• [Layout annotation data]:

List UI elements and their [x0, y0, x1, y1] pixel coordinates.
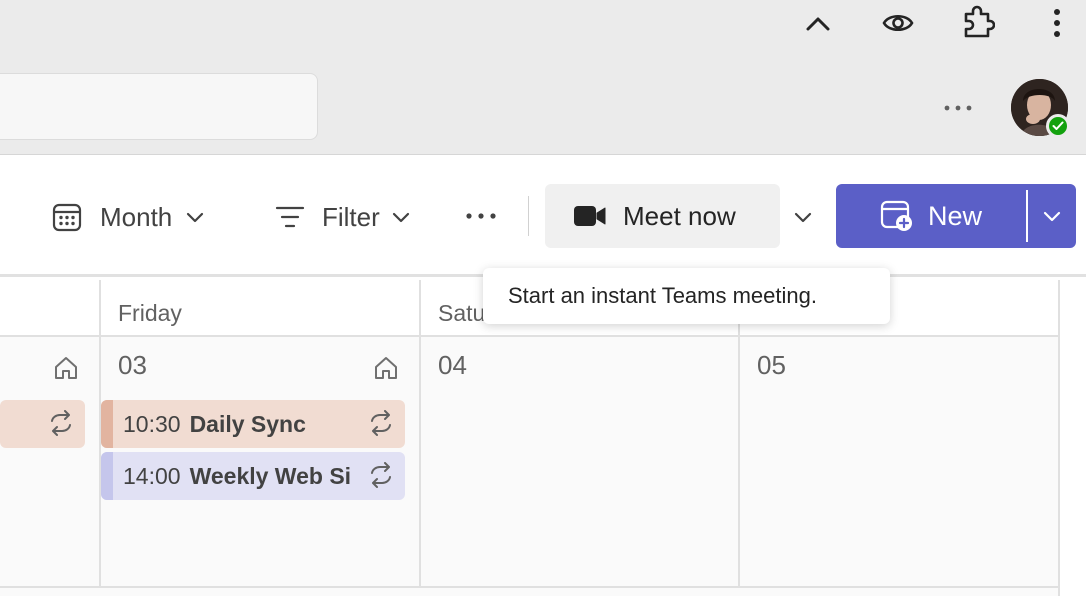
weekday-header [0, 280, 101, 337]
extension-icon[interactable] [960, 4, 996, 40]
meet-now-button[interactable]: Meet now [545, 184, 780, 248]
filter-icon [275, 205, 305, 229]
more-horizontal-icon[interactable] [940, 98, 976, 118]
view-switcher-button[interactable]: Month [52, 197, 204, 237]
calendar-event[interactable] [0, 400, 85, 448]
toolbar-divider [528, 196, 529, 236]
tooltip-text: Start an instant Teams meeting. [508, 283, 817, 308]
chevron-up-icon[interactable] [803, 8, 833, 38]
chevron-down-icon [392, 211, 410, 223]
presence-available-icon [1046, 114, 1070, 138]
chevron-down-icon [186, 211, 204, 223]
meet-now-options-button[interactable] [786, 200, 820, 234]
more-horizontal-icon [466, 213, 496, 219]
more-vertical-icon[interactable] [1046, 6, 1068, 40]
recurring-icon [47, 410, 75, 442]
event-color-bar [101, 400, 113, 448]
video-camera-icon [573, 204, 607, 228]
day-cell-sunday[interactable]: 05 [740, 337, 1060, 588]
new-event-button[interactable]: New [836, 184, 1026, 248]
new-event-label: New [928, 200, 983, 231]
weekday-header-friday: Friday [101, 280, 421, 337]
event-time: 10:30 [123, 410, 181, 437]
day-cell[interactable] [0, 337, 101, 588]
filter-button[interactable]: Filter [275, 197, 410, 237]
browser-toolbar [0, 0, 1086, 155]
new-event-options-button[interactable] [1028, 184, 1076, 248]
more-options-button[interactable] [466, 206, 496, 226]
eye-icon[interactable] [880, 8, 916, 38]
day-cell-friday[interactable]: 03 10:30 Daily Sync 14:00 Weekly Web Si [101, 337, 421, 588]
meet-now-label: Meet now [623, 200, 736, 231]
chevron-down-icon [1043, 210, 1061, 222]
home-icon [373, 355, 399, 386]
day-number: 03 [118, 350, 147, 380]
next-week-row [0, 588, 1060, 596]
chevron-down-icon [794, 211, 812, 223]
home-icon [53, 355, 79, 386]
event-time: 14:00 [123, 462, 181, 489]
day-number: 05 [757, 350, 786, 380]
filter-label: Filter [322, 201, 380, 232]
recurring-icon [367, 462, 395, 494]
search-input[interactable] [0, 73, 318, 140]
calendar-add-icon [880, 199, 914, 233]
event-title: Daily Sync [189, 410, 306, 437]
calendar-event-daily-sync[interactable]: 10:30 Daily Sync [101, 400, 405, 448]
new-event-split-button: New [836, 184, 1076, 248]
day-cell-saturday[interactable]: 04 [421, 337, 740, 588]
calendar-month-icon [52, 202, 82, 232]
view-switcher-label: Month [100, 201, 173, 232]
event-title: Weekly Web Si [189, 462, 352, 489]
recurring-icon [367, 410, 395, 442]
calendar-event-weekly-web[interactable]: 14:00 Weekly Web Si [101, 452, 405, 500]
meet-now-tooltip: Start an instant Teams meeting. [483, 268, 890, 324]
event-color-bar [101, 452, 113, 500]
day-number: 04 [438, 350, 467, 380]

• [Challenge]: Print the lines of the material above, character for character, from the line holding "weekday-header [0, 280, 101, 337]" through the line holding "view-switcher-label: Month [100, 201, 173, 232]", with both of those lines included.

• [Correct result]:
weekday-header [0, 280, 101, 337]
extension-icon[interactable] [960, 4, 996, 40]
meet-now-button[interactable]: Meet now [545, 184, 780, 248]
filter-icon [275, 205, 305, 229]
more-horizontal-icon[interactable] [940, 98, 976, 118]
view-switcher-button[interactable]: Month [52, 197, 204, 237]
calendar-event[interactable] [0, 400, 85, 448]
toolbar-divider [528, 196, 529, 236]
tooltip-text: Start an instant Teams meeting. [508, 283, 817, 308]
chevron-up-icon[interactable] [803, 8, 833, 38]
chevron-down-icon [392, 211, 410, 223]
presence-available-icon [1046, 114, 1070, 138]
chevron-down-icon [186, 211, 204, 223]
meet-now-options-button[interactable] [786, 200, 820, 234]
more-horizontal-icon [466, 213, 496, 219]
more-vertical-icon[interactable] [1046, 6, 1068, 40]
recurring-icon [47, 410, 75, 442]
event-color-bar [101, 400, 113, 448]
video-camera-icon [573, 204, 607, 228]
day-cell-sunday[interactable]: 05 [740, 337, 1060, 588]
new-event-button[interactable]: New [836, 184, 1026, 248]
new-event-label: New [928, 200, 983, 231]
weekday-header-friday: Friday [101, 280, 421, 337]
event-time: 10:30 [123, 410, 181, 437]
day-cell[interactable] [0, 337, 101, 588]
filter-button[interactable]: Filter [275, 197, 410, 237]
browser-toolbar [0, 0, 1086, 155]
new-event-options-button[interactable] [1028, 184, 1076, 248]
more-options-button[interactable] [466, 206, 496, 226]
eye-icon[interactable] [880, 8, 916, 38]
day-cell-friday[interactable]: 03 10:30 Daily Sync 14:00 Weekly Web Si [101, 337, 421, 588]
meet-now-label: Meet now [623, 200, 736, 231]
chevron-down-icon [1043, 210, 1061, 222]
home-icon [373, 355, 399, 386]
day-number: 03 [118, 350, 147, 380]
next-week-row [0, 588, 1060, 596]
chevron-down-icon [794, 211, 812, 223]
home-icon [53, 355, 79, 386]
event-time: 14:00 [123, 462, 181, 489]
day-number: 05 [757, 350, 786, 380]
filter-label: Filter [322, 201, 380, 232]
recurring-icon [367, 462, 395, 494]
search-input[interactable] [0, 73, 318, 140]
calendar-add-icon [880, 199, 914, 233]
event-title: Daily Sync [189, 410, 306, 437]
calendar-event-daily-sync[interactable]: 10:30 Daily Sync [101, 400, 405, 448]
new-event-split-button: New [836, 184, 1076, 248]
day-cell-saturday[interactable]: 04 [421, 337, 740, 588]
calendar-month-icon [52, 202, 82, 232]
view-switcher-label: Month [100, 201, 173, 232]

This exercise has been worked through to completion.